## start
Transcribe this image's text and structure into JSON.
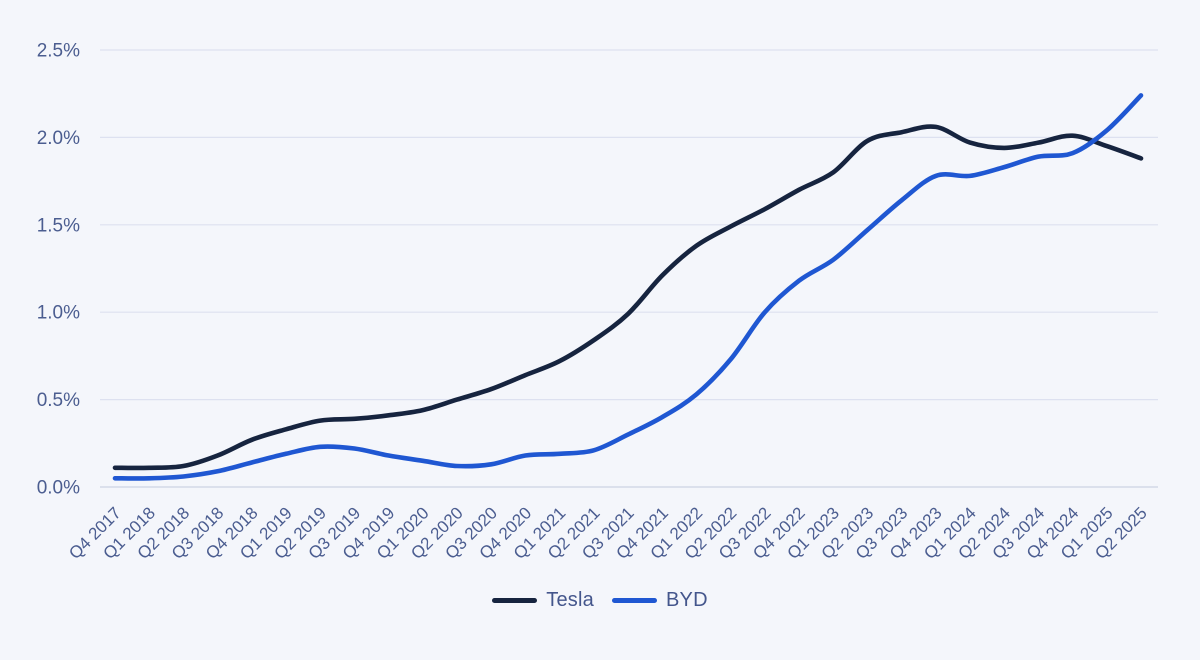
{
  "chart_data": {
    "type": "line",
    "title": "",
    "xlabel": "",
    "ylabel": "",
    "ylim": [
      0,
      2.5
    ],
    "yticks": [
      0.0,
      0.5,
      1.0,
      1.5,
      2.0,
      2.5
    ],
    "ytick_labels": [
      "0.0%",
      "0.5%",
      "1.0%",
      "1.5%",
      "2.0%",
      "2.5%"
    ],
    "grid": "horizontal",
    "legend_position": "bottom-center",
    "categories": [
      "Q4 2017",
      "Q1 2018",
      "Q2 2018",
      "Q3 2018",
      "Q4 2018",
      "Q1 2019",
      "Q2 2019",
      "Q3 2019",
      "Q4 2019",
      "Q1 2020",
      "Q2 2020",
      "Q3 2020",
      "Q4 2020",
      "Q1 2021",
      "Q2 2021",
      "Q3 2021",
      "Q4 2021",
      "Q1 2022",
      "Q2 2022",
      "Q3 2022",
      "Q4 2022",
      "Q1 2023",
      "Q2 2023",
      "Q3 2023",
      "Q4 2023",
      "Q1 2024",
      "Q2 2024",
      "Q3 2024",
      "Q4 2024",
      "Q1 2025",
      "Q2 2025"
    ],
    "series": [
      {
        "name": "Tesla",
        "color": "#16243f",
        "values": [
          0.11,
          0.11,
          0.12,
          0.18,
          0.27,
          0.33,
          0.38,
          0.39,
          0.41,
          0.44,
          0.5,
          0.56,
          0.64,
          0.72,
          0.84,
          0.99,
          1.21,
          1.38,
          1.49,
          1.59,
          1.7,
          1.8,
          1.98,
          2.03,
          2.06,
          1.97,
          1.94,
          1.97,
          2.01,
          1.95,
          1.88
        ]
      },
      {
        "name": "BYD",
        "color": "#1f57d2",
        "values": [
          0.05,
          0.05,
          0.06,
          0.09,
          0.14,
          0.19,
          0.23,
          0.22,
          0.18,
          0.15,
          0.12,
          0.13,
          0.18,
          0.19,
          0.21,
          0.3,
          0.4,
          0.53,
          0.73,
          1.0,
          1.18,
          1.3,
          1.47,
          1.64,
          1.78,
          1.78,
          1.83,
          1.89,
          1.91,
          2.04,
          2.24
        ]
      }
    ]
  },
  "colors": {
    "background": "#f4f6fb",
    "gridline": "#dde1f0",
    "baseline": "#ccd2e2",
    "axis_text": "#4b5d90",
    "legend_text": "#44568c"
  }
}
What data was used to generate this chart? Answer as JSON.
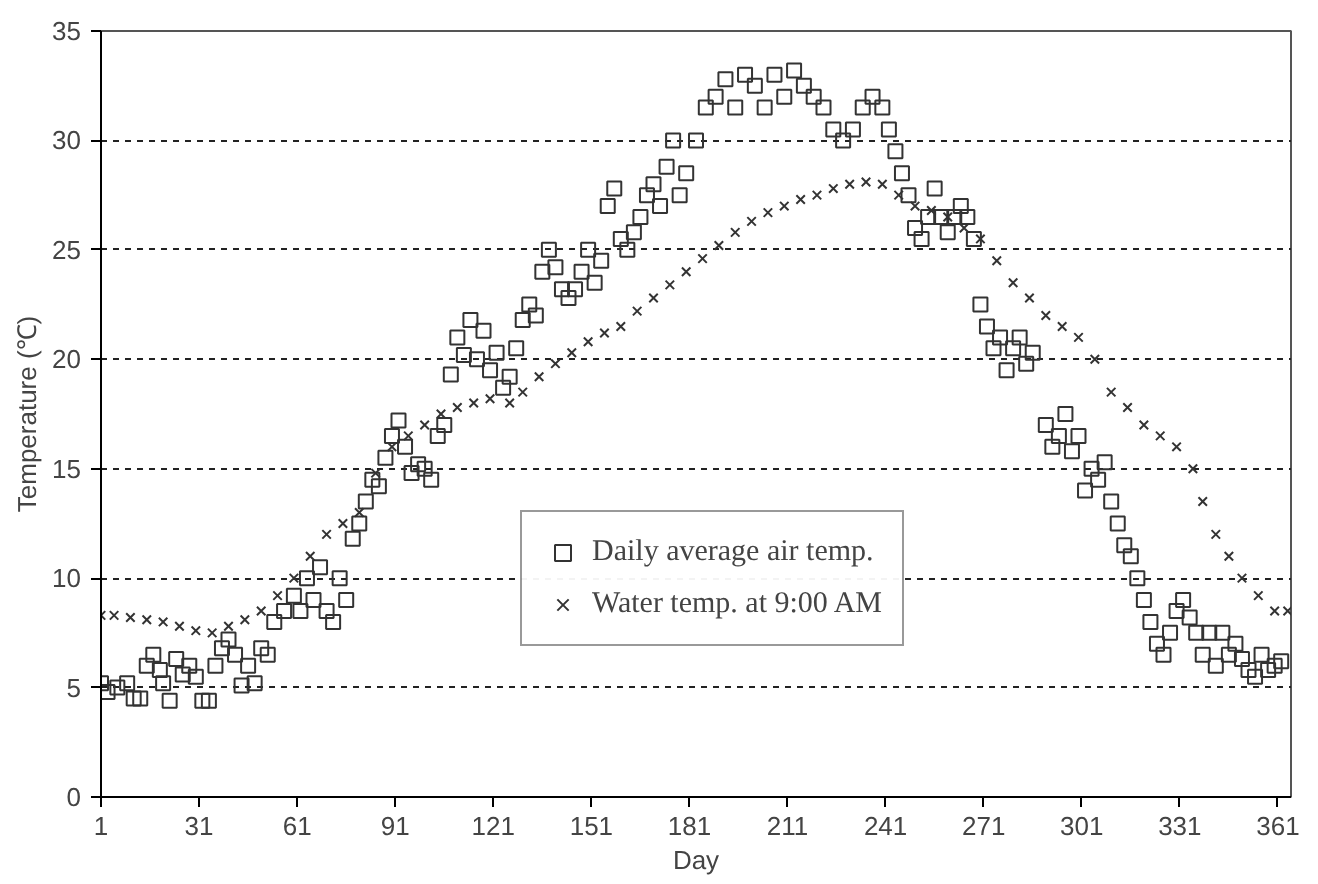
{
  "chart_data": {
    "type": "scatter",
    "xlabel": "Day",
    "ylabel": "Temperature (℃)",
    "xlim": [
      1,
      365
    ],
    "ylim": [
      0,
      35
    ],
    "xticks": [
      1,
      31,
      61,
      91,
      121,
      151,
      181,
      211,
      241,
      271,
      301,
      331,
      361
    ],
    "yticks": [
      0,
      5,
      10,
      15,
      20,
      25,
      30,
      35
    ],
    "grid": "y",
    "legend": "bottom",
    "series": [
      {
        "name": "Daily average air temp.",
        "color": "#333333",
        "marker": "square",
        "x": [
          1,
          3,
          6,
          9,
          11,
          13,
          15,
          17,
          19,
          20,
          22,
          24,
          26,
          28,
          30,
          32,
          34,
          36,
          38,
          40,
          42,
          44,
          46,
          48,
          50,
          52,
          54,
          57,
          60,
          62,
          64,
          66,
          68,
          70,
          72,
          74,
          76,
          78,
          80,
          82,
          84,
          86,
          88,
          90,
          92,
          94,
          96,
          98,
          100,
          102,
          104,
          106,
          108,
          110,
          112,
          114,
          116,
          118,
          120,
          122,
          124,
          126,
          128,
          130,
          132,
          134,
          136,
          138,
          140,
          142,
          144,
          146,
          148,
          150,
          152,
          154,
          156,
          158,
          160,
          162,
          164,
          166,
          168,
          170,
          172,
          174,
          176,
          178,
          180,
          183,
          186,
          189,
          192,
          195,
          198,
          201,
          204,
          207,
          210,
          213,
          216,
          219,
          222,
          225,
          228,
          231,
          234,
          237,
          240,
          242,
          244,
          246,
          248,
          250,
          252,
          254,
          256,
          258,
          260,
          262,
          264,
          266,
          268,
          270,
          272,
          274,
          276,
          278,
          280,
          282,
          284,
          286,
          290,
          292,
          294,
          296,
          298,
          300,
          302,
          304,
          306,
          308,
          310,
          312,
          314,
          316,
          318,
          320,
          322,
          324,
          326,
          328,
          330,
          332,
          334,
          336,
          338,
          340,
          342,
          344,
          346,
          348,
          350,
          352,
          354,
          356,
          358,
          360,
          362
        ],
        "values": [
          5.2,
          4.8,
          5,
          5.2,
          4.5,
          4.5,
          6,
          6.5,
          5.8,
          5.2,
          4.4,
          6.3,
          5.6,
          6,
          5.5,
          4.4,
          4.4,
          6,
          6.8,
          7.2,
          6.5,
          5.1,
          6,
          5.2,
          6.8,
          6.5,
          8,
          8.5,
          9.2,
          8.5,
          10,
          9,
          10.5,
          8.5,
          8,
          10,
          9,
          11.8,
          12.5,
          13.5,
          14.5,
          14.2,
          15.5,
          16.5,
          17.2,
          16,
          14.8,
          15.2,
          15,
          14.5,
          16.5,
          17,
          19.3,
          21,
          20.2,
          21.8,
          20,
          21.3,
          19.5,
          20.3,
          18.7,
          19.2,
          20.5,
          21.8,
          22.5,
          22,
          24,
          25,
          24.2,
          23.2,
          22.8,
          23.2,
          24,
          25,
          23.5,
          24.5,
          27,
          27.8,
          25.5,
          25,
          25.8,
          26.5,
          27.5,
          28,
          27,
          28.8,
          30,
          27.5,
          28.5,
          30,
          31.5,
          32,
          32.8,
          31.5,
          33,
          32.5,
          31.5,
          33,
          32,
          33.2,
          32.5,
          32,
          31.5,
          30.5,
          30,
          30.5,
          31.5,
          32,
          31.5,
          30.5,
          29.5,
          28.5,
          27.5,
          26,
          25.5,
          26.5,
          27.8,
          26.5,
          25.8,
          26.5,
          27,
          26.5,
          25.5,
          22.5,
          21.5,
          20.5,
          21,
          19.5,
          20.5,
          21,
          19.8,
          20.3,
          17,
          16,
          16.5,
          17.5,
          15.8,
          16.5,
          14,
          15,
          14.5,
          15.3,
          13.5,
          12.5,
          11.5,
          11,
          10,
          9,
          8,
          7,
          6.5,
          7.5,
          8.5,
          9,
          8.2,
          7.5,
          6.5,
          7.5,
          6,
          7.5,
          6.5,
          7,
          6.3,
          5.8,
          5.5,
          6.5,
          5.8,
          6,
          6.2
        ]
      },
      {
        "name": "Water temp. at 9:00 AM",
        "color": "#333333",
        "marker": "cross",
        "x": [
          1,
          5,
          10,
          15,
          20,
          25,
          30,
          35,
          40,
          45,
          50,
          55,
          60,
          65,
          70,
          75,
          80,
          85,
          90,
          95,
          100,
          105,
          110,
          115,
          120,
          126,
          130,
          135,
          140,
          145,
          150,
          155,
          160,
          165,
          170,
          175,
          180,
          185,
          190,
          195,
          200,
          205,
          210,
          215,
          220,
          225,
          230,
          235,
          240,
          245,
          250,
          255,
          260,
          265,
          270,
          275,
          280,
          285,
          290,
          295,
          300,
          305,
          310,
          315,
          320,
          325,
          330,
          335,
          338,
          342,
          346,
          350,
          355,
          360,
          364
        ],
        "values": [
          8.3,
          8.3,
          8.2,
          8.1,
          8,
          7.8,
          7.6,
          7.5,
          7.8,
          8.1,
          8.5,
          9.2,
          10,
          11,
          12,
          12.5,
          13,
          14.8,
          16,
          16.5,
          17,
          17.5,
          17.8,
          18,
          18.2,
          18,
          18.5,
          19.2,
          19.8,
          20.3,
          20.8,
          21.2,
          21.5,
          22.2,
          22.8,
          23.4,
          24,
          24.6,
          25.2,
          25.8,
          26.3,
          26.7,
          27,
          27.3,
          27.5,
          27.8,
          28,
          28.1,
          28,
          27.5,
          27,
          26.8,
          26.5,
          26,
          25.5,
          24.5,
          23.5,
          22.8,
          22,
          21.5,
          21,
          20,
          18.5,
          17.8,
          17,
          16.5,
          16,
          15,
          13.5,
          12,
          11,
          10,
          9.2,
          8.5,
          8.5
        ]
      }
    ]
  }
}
## end
> _Aim_: All lines holding the word "bottom" should be picked out and copied.

> _Response_:
    "legend_position": "bottom-center",
    "legend": "bottom",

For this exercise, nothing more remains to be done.